[Dataset records]
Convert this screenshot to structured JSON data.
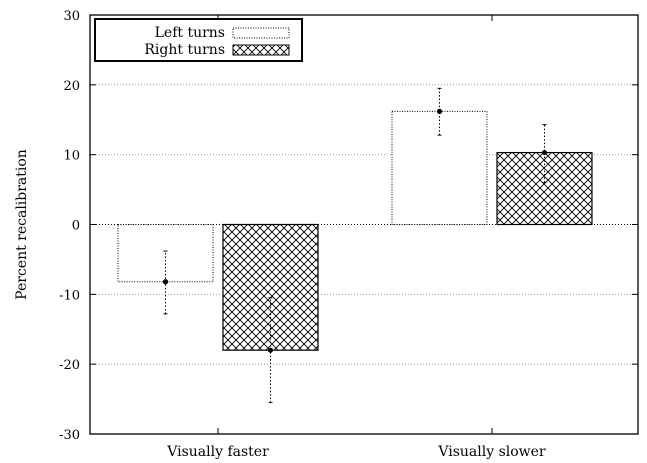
{
  "chart_data": {
    "type": "bar",
    "categories": [
      "Visually faster",
      "Visually slower"
    ],
    "series": [
      {
        "name": "Left turns",
        "values": [
          -8.2,
          16.2
        ],
        "error_low": [
          -12.8,
          12.8
        ],
        "error_high": [
          -3.8,
          19.5
        ],
        "pattern": "dotted-outline"
      },
      {
        "name": "Right turns",
        "values": [
          -18.0,
          10.3
        ],
        "error_low": [
          -25.5,
          6.0
        ],
        "error_high": [
          -10.5,
          14.3
        ],
        "pattern": "crosshatch"
      }
    ],
    "title": "",
    "xlabel": "",
    "ylabel": "Percent recalibration",
    "ylim": [
      -30,
      30
    ],
    "yticks": [
      -30,
      -20,
      -10,
      0,
      10,
      20,
      30
    ],
    "ytick_labels": [
      "-30",
      "-20",
      "-10",
      "0",
      "10",
      "20",
      "30"
    ],
    "grid": true,
    "legend_position": "top-left"
  },
  "colors": {
    "axis": "#000000",
    "grid": "#888888",
    "bar_fill": "#ffffff",
    "bar_stroke": "#000000"
  }
}
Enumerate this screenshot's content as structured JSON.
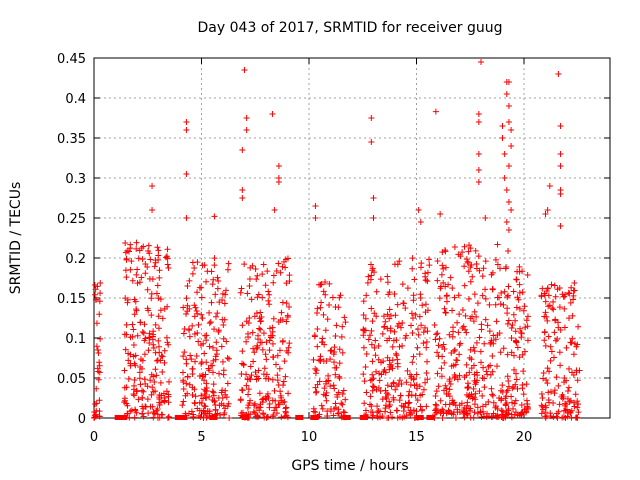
{
  "chart_data": {
    "type": "scatter",
    "title": "Day 043 of 2017, SRMTID for receiver guug",
    "xlabel": "GPS time / hours",
    "ylabel": "SRMTID / TECUs",
    "xlim": [
      0,
      24
    ],
    "ylim": [
      0,
      0.45
    ],
    "xticks": [
      0,
      5,
      10,
      15,
      20
    ],
    "xtick_labels": [
      "0",
      "5",
      "10",
      "15",
      "20"
    ],
    "yticks": [
      0,
      0.05,
      0.1,
      0.15,
      0.2,
      0.25,
      0.3,
      0.35,
      0.4,
      0.45
    ],
    "ytick_labels": [
      "0",
      "0.05",
      "0.1",
      "0.15",
      "0.2",
      "0.25",
      "0.3",
      "0.35",
      "0.4",
      "0.45"
    ],
    "grid": true,
    "marker": "+",
    "color": "#ff0000",
    "clusters": [
      {
        "x_range": [
          0.0,
          0.3
        ],
        "count": 35,
        "y_max": 0.17
      },
      {
        "x_range": [
          1.4,
          3.5
        ],
        "count": 220,
        "y_max": 0.22
      },
      {
        "x_range": [
          4.1,
          6.3
        ],
        "count": 200,
        "y_max": 0.2
      },
      {
        "x_range": [
          6.8,
          9.1
        ],
        "count": 210,
        "y_max": 0.2
      },
      {
        "x_range": [
          10.2,
          11.7
        ],
        "count": 110,
        "y_max": 0.17
      },
      {
        "x_range": [
          12.5,
          15.6
        ],
        "count": 260,
        "y_max": 0.2
      },
      {
        "x_range": [
          15.8,
          19.3
        ],
        "count": 330,
        "y_max": 0.22
      },
      {
        "x_range": [
          19.4,
          20.2
        ],
        "count": 80,
        "y_max": 0.2
      },
      {
        "x_range": [
          20.8,
          22.6
        ],
        "count": 150,
        "y_max": 0.17
      }
    ],
    "outliers": [
      {
        "x": 2.7,
        "y": 0.29
      },
      {
        "x": 2.7,
        "y": 0.26
      },
      {
        "x": 4.3,
        "y": 0.37
      },
      {
        "x": 4.3,
        "y": 0.36
      },
      {
        "x": 4.3,
        "y": 0.305
      },
      {
        "x": 4.3,
        "y": 0.25
      },
      {
        "x": 5.6,
        "y": 0.252
      },
      {
        "x": 7.0,
        "y": 0.435
      },
      {
        "x": 7.1,
        "y": 0.375
      },
      {
        "x": 7.1,
        "y": 0.36
      },
      {
        "x": 6.9,
        "y": 0.335
      },
      {
        "x": 6.9,
        "y": 0.285
      },
      {
        "x": 6.9,
        "y": 0.275
      },
      {
        "x": 8.3,
        "y": 0.38
      },
      {
        "x": 8.6,
        "y": 0.315
      },
      {
        "x": 8.6,
        "y": 0.3
      },
      {
        "x": 8.6,
        "y": 0.295
      },
      {
        "x": 8.4,
        "y": 0.26
      },
      {
        "x": 10.3,
        "y": 0.265
      },
      {
        "x": 10.3,
        "y": 0.25
      },
      {
        "x": 12.9,
        "y": 0.375
      },
      {
        "x": 12.9,
        "y": 0.345
      },
      {
        "x": 13.0,
        "y": 0.275
      },
      {
        "x": 13.0,
        "y": 0.25
      },
      {
        "x": 15.1,
        "y": 0.26
      },
      {
        "x": 15.2,
        "y": 0.245
      },
      {
        "x": 15.9,
        "y": 0.383
      },
      {
        "x": 16.1,
        "y": 0.255
      },
      {
        "x": 18.0,
        "y": 0.445
      },
      {
        "x": 17.9,
        "y": 0.38
      },
      {
        "x": 17.9,
        "y": 0.37
      },
      {
        "x": 17.9,
        "y": 0.33
      },
      {
        "x": 17.9,
        "y": 0.31
      },
      {
        "x": 17.9,
        "y": 0.295
      },
      {
        "x": 18.2,
        "y": 0.25
      },
      {
        "x": 19.0,
        "y": 0.365
      },
      {
        "x": 19.0,
        "y": 0.35
      },
      {
        "x": 19.1,
        "y": 0.33
      },
      {
        "x": 19.2,
        "y": 0.42
      },
      {
        "x": 19.3,
        "y": 0.42
      },
      {
        "x": 19.2,
        "y": 0.405
      },
      {
        "x": 19.3,
        "y": 0.39
      },
      {
        "x": 19.3,
        "y": 0.37
      },
      {
        "x": 19.4,
        "y": 0.36
      },
      {
        "x": 19.4,
        "y": 0.34
      },
      {
        "x": 19.3,
        "y": 0.315
      },
      {
        "x": 19.1,
        "y": 0.3
      },
      {
        "x": 19.2,
        "y": 0.285
      },
      {
        "x": 19.3,
        "y": 0.27
      },
      {
        "x": 19.4,
        "y": 0.26
      },
      {
        "x": 19.2,
        "y": 0.245
      },
      {
        "x": 19.3,
        "y": 0.235
      },
      {
        "x": 21.6,
        "y": 0.43
      },
      {
        "x": 21.7,
        "y": 0.365
      },
      {
        "x": 21.7,
        "y": 0.33
      },
      {
        "x": 21.7,
        "y": 0.315
      },
      {
        "x": 21.7,
        "y": 0.285
      },
      {
        "x": 21.7,
        "y": 0.28
      },
      {
        "x": 21.2,
        "y": 0.29
      },
      {
        "x": 21.1,
        "y": 0.26
      },
      {
        "x": 21.0,
        "y": 0.255
      },
      {
        "x": 21.7,
        "y": 0.24
      }
    ],
    "baseline_markers_x": [
      1.1,
      1.2,
      1.3,
      1.4,
      3.9,
      4.0,
      4.1,
      4.2,
      5.5,
      5.6,
      7.0,
      7.1,
      9.5,
      9.6,
      10.2,
      10.3,
      11.7,
      11.8,
      12.5,
      12.6,
      15.1,
      15.2,
      15.6,
      15.7
    ]
  }
}
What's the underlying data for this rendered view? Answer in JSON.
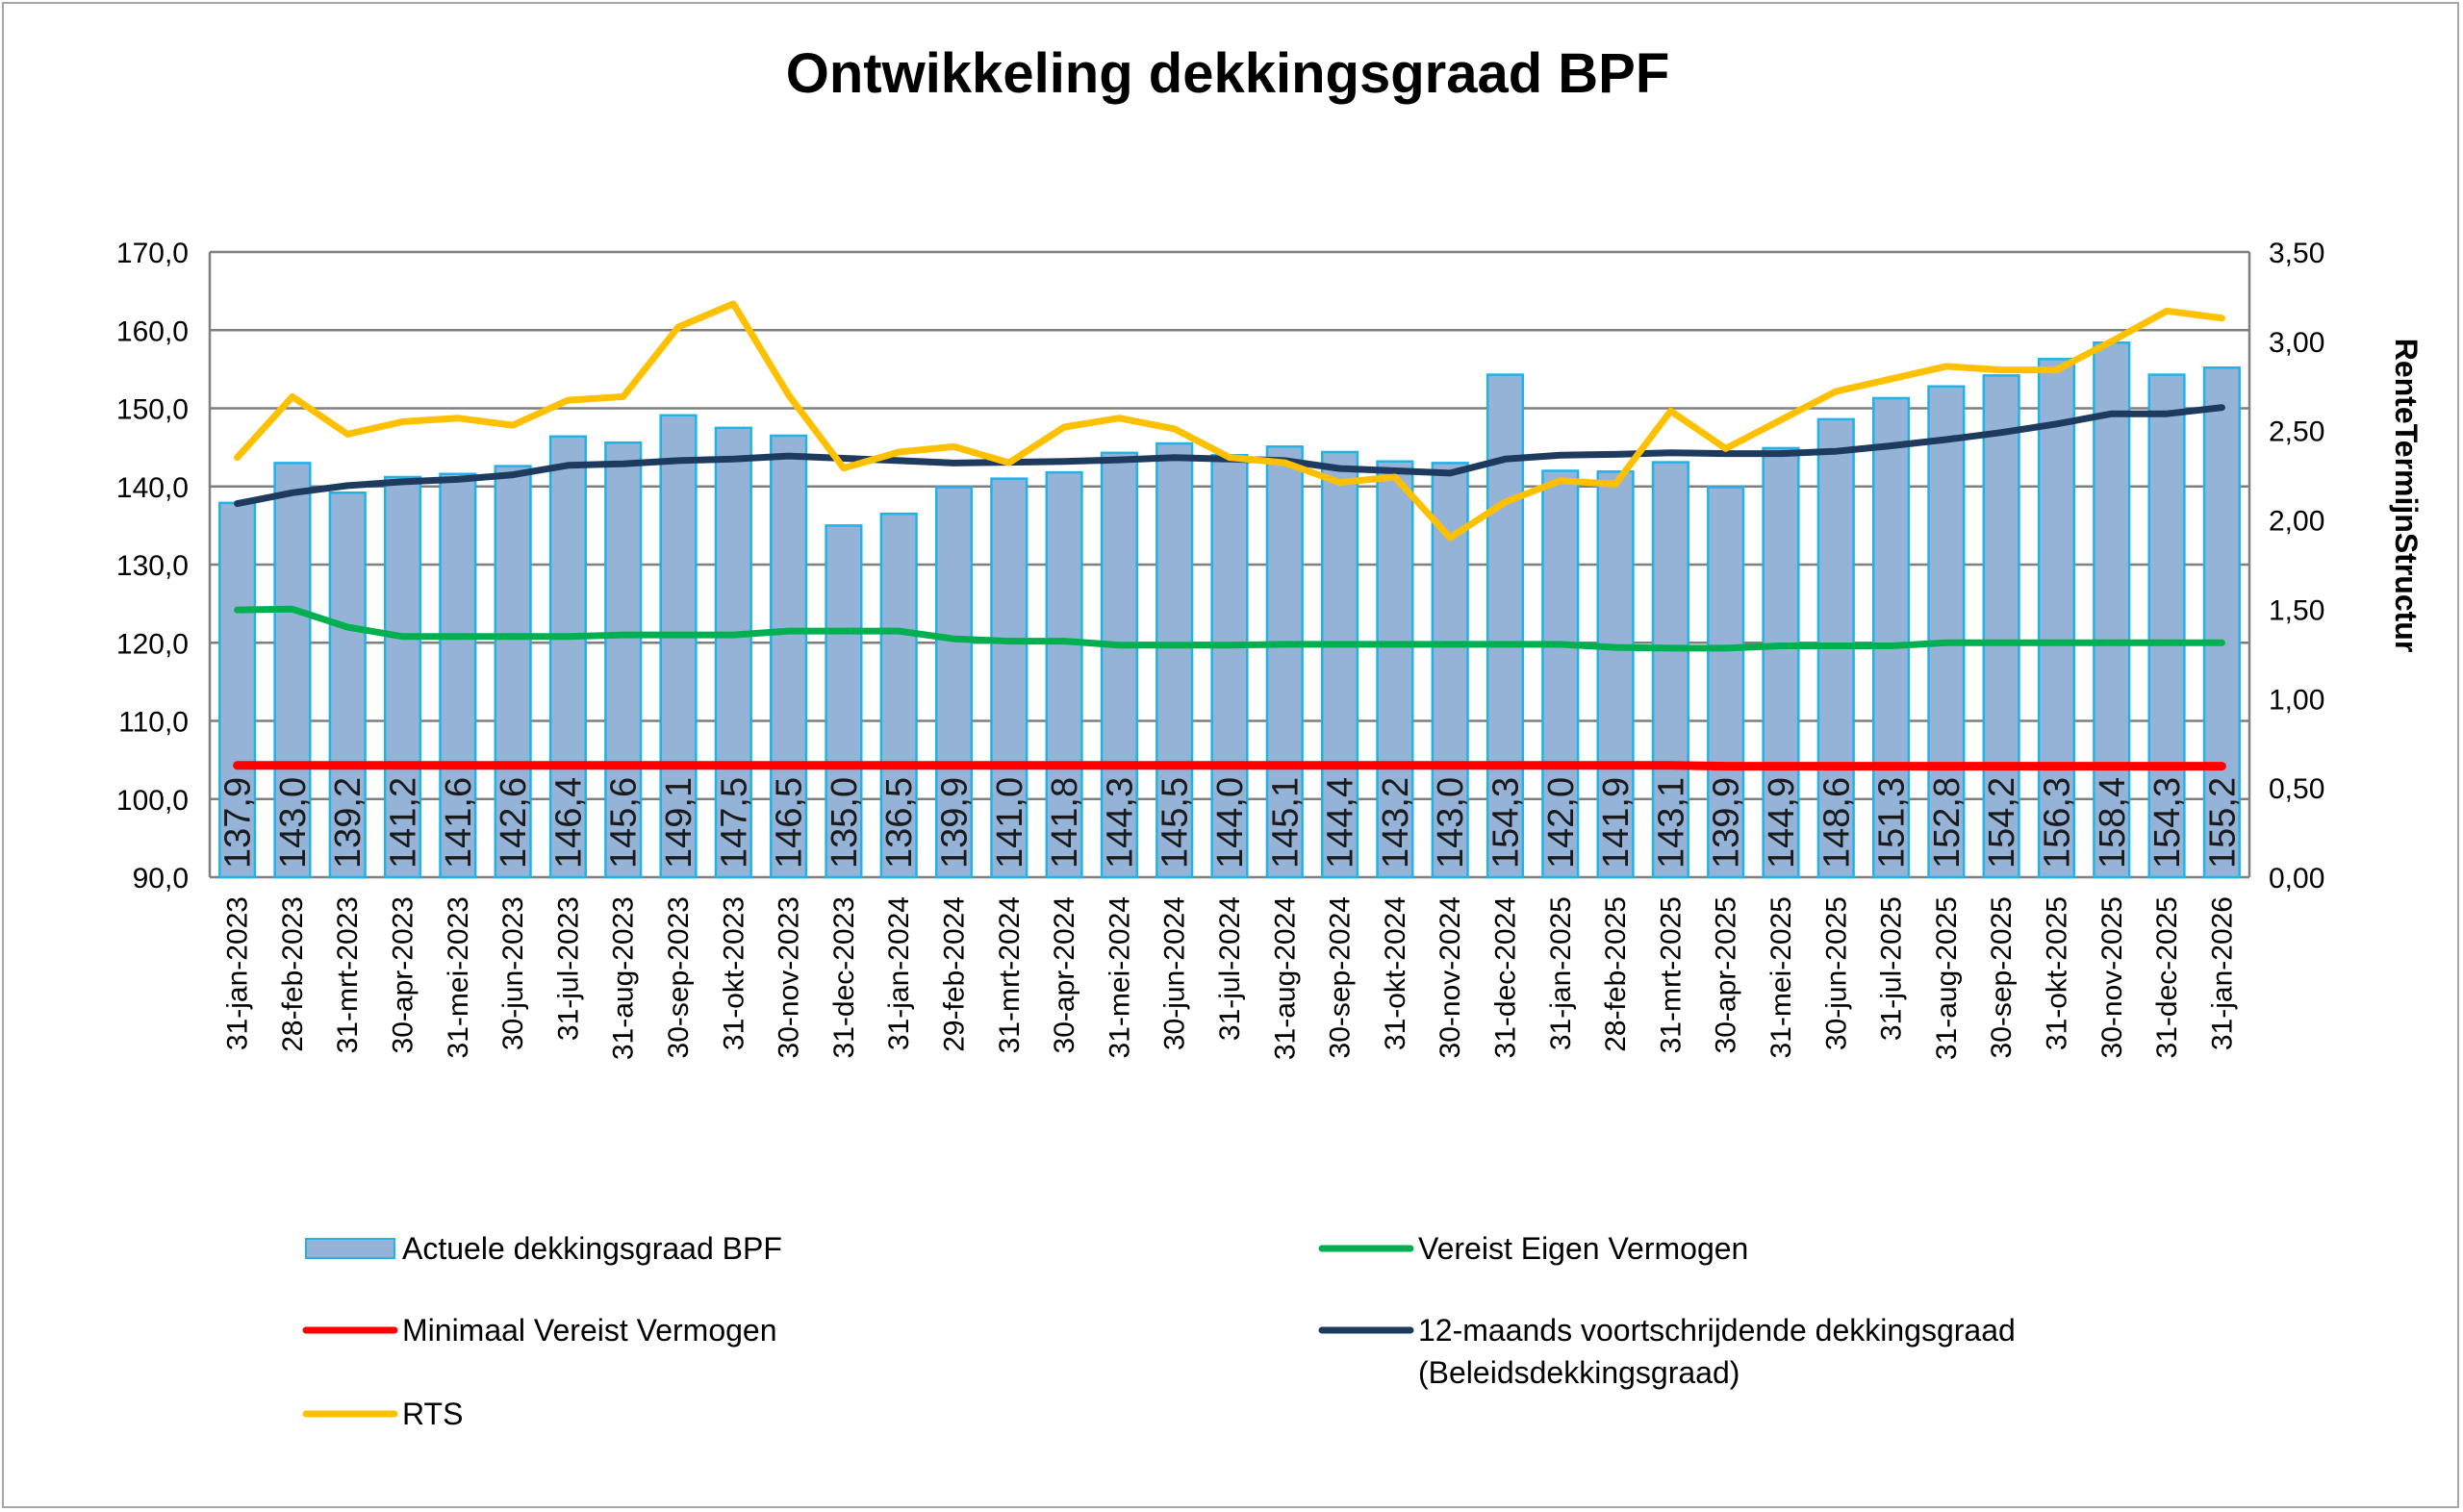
{
  "chart_data": {
    "type": "bar",
    "title": "Ontwikkeling dekkingsgraad BPF",
    "xlabel": "",
    "ylabel": "",
    "y2label": "RenteTermijnStructur",
    "ylim": [
      90,
      170
    ],
    "yticks": [
      "90,0",
      "100,0",
      "110,0",
      "120,0",
      "130,0",
      "140,0",
      "150,0",
      "160,0",
      "170,0"
    ],
    "y2lim": [
      0,
      3.5
    ],
    "y2ticks": [
      "0,00",
      "0,50",
      "1,00",
      "1,50",
      "2,00",
      "2,50",
      "3,00",
      "3,50"
    ],
    "grid": true,
    "legend_position": "bottom",
    "categories": [
      "31-jan-2023",
      "28-feb-2023",
      "31-mrt-2023",
      "30-apr-2023",
      "31-mei-2023",
      "30-jun-2023",
      "31-jul-2023",
      "31-aug-2023",
      "30-sep-2023",
      "31-okt-2023",
      "30-nov-2023",
      "31-dec-2023",
      "31-jan-2024",
      "29-feb-2024",
      "31-mrt-2024",
      "30-apr-2024",
      "31-mei-2024",
      "30-jun-2024",
      "31-jul-2024",
      "31-aug-2024",
      "30-sep-2024",
      "31-okt-2024",
      "30-nov-2024",
      "31-dec-2024",
      "31-jan-2025",
      "28-feb-2025",
      "31-mrt-2025",
      "30-apr-2025",
      "31-mei-2025",
      "30-jun-2025",
      "31-jul-2025",
      "31-aug-2025",
      "30-sep-2025",
      "31-okt-2025",
      "30-nov-2025",
      "31-dec-2025",
      "31-jan-2026"
    ],
    "series": [
      {
        "name": "Actuele dekkingsgraad BPF",
        "kind": "bar",
        "axis": "left",
        "color": "#95b3d7",
        "edge_color": "#1fb3e8",
        "values": [
          137.9,
          143.0,
          139.2,
          141.2,
          141.6,
          142.6,
          146.4,
          145.6,
          149.1,
          147.5,
          146.5,
          135.0,
          136.5,
          139.9,
          141.0,
          141.8,
          144.3,
          145.5,
          144.0,
          145.1,
          144.4,
          143.2,
          143.0,
          154.3,
          142.0,
          141.9,
          143.1,
          139.9,
          144.9,
          148.6,
          151.3,
          152.8,
          154.2,
          156.3,
          158.4,
          154.3,
          155.2
        ],
        "labels": [
          "137,9",
          "143,0",
          "139,2",
          "141,2",
          "141,6",
          "142,6",
          "146,4",
          "145,6",
          "149,1",
          "147,5",
          "146,5",
          "135,0",
          "136,5",
          "139,9",
          "141,0",
          "141,8",
          "144,3",
          "145,5",
          "144,0",
          "145,1",
          "144,4",
          "143,2",
          "143,0",
          "154,3",
          "142,0",
          "141,9",
          "143,1",
          "139,9",
          "144,9",
          "148,6",
          "151,3",
          "152,8",
          "154,2",
          "156,3",
          "158,4",
          "154,3",
          "155,2"
        ]
      },
      {
        "name": "Vereist Eigen Vermogen",
        "kind": "line",
        "axis": "left",
        "color": "#00b050",
        "values": [
          124.2,
          124.3,
          122.0,
          120.8,
          120.8,
          120.8,
          120.8,
          121.0,
          121.0,
          121.0,
          121.5,
          121.5,
          121.5,
          120.5,
          120.2,
          120.2,
          119.7,
          119.7,
          119.7,
          119.8,
          119.8,
          119.8,
          119.8,
          119.8,
          119.8,
          119.4,
          119.3,
          119.3,
          119.6,
          119.6,
          119.6,
          120.0,
          120.0,
          120.0,
          120.0,
          120.0,
          120.0
        ]
      },
      {
        "name": "Minimaal Vereist Vermogen",
        "kind": "line",
        "axis": "left",
        "color": "#ff0000",
        "values": [
          104.3,
          104.3,
          104.3,
          104.3,
          104.3,
          104.3,
          104.3,
          104.3,
          104.3,
          104.3,
          104.3,
          104.3,
          104.3,
          104.3,
          104.3,
          104.3,
          104.3,
          104.3,
          104.3,
          104.3,
          104.3,
          104.3,
          104.3,
          104.3,
          104.3,
          104.3,
          104.3,
          104.2,
          104.2,
          104.2,
          104.2,
          104.2,
          104.2,
          104.2,
          104.2,
          104.2,
          104.2
        ]
      },
      {
        "name": "12-maands voortschrijdende dekkingsgraad (Beleidsdekkingsgraad)",
        "legend_lines": [
          "12-maands voortschrijdende dekkingsgraad",
          "(Beleidsdekkingsgraad)"
        ],
        "kind": "line",
        "axis": "left",
        "color": "#1f3a5f",
        "values": [
          137.8,
          139.2,
          140.1,
          140.6,
          140.9,
          141.5,
          142.7,
          142.9,
          143.3,
          143.5,
          143.9,
          143.6,
          143.3,
          143.0,
          143.1,
          143.2,
          143.4,
          143.7,
          143.5,
          143.3,
          142.3,
          142.0,
          141.7,
          143.5,
          144.0,
          144.1,
          144.3,
          144.2,
          144.2,
          144.5,
          145.2,
          146.0,
          146.9,
          148.0,
          149.3,
          149.3,
          150.1
        ]
      },
      {
        "name": "RTS",
        "kind": "line",
        "axis": "right",
        "color": "#ffc000",
        "values": [
          2.35,
          2.69,
          2.48,
          2.55,
          2.57,
          2.53,
          2.67,
          2.69,
          3.08,
          3.21,
          2.7,
          2.29,
          2.38,
          2.41,
          2.32,
          2.52,
          2.57,
          2.51,
          2.35,
          2.32,
          2.21,
          2.24,
          1.9,
          2.1,
          2.22,
          2.2,
          2.61,
          2.4,
          2.56,
          2.72,
          2.79,
          2.86,
          2.84,
          2.84,
          3.0,
          3.17,
          3.13
        ]
      }
    ]
  }
}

*WHAT IS EXPECTED*
Select every line where the word "count" occurs.

*EXERCISE OUTPUT*
        "count": 35,
        "count": 220,
        "count": 200,
        "count": 210,
        "count": 110,
        "count": 260,
        "count": 330,
        "count": 80,
        "count": 150,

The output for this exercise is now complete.